** begin **

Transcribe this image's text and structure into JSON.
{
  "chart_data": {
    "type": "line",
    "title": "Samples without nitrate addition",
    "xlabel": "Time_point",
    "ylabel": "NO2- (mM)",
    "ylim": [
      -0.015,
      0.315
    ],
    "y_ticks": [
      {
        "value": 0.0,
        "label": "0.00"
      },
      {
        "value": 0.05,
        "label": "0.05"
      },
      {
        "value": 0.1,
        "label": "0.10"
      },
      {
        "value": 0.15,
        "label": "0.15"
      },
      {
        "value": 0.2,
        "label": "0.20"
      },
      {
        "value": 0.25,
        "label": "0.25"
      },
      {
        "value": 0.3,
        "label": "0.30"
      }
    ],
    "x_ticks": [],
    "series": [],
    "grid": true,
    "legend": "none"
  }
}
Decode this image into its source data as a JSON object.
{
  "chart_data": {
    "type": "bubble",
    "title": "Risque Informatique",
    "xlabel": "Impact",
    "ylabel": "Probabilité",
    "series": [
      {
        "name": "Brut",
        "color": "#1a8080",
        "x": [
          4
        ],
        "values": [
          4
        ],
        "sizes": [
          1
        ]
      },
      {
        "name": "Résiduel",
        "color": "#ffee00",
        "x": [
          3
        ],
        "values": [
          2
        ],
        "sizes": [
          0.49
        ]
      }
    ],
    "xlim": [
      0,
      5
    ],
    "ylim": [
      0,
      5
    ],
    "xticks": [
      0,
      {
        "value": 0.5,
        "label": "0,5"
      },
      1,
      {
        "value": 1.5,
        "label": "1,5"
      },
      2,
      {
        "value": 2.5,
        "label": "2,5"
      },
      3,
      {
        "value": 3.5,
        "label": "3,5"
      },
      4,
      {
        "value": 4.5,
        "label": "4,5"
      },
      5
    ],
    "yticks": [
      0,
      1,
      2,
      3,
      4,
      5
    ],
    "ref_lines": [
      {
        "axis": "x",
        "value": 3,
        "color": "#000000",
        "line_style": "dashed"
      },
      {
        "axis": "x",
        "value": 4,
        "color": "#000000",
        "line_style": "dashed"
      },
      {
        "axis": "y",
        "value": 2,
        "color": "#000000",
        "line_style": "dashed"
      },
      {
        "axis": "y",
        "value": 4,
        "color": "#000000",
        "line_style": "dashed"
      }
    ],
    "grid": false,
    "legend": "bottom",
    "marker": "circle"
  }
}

** end **

[TASK DESCRIPTION]
Please set down all the data word for word.

[OUTPUT OF THE TASK]
Transcribe this image's text and structure into JSON.
{
  "chart_data": {
    "type": "line",
    "title": "Samples without nitrate addition",
    "xlabel": "Time_point",
    "ylabel": "NO2- (mM)",
    "ylim": [
      -0.015,
      0.315
    ],
    "y_ticks": [
      {
        "value": 0.0,
        "label": "0.00"
      },
      {
        "value": 0.05,
        "label": "0.05"
      },
      {
        "value": 0.1,
        "label": "0.10"
      },
      {
        "value": 0.15,
        "label": "0.15"
      },
      {
        "value": 0.2,
        "label": "0.20"
      },
      {
        "value": 0.25,
        "label": "0.25"
      },
      {
        "value": 0.3,
        "label": "0.30"
      }
    ],
    "x_ticks": [],
    "series": [],
    "grid": true,
    "legend": "none"
  }
}
Decode this image into its source data as a JSON object.
{
  "chart_data": {
    "type": "bubble",
    "title": "Risque Informatique",
    "xlabel": "Impact",
    "ylabel": "Probabilité",
    "series": [
      {
        "name": "Brut",
        "color": "#1a8080",
        "x": [
          4
        ],
        "values": [
          4
        ],
        "sizes": [
          1
        ]
      },
      {
        "name": "Résiduel",
        "color": "#ffee00",
        "x": [
          3
        ],
        "values": [
          2
        ],
        "sizes": [
          0.49
        ]
      }
    ],
    "xlim": [
      0,
      5
    ],
    "ylim": [
      0,
      5
    ],
    "xticks": [
      0,
      {
        "value": 0.5,
        "label": "0,5"
      },
      1,
      {
        "value": 1.5,
        "label": "1,5"
      },
      2,
      {
        "value": 2.5,
        "label": "2,5"
      },
      3,
      {
        "value": 3.5,
        "label": "3,5"
      },
      4,
      {
        "value": 4.5,
        "label": "4,5"
      },
      5
    ],
    "yticks": [
      0,
      1,
      2,
      3,
      4,
      5
    ],
    "ref_lines": [
      {
        "axis": "x",
        "value": 3,
        "color": "#000000",
        "line_style": "dashed"
      },
      {
        "axis": "x",
        "value": 4,
        "color": "#000000",
        "line_style": "dashed"
      },
      {
        "axis": "y",
        "value": 2,
        "color": "#000000",
        "line_style": "dashed"
      },
      {
        "axis": "y",
        "value": 4,
        "color": "#000000",
        "line_style": "dashed"
      }
    ],
    "grid": false,
    "legend": "bottom",
    "marker": "circle"
  }
}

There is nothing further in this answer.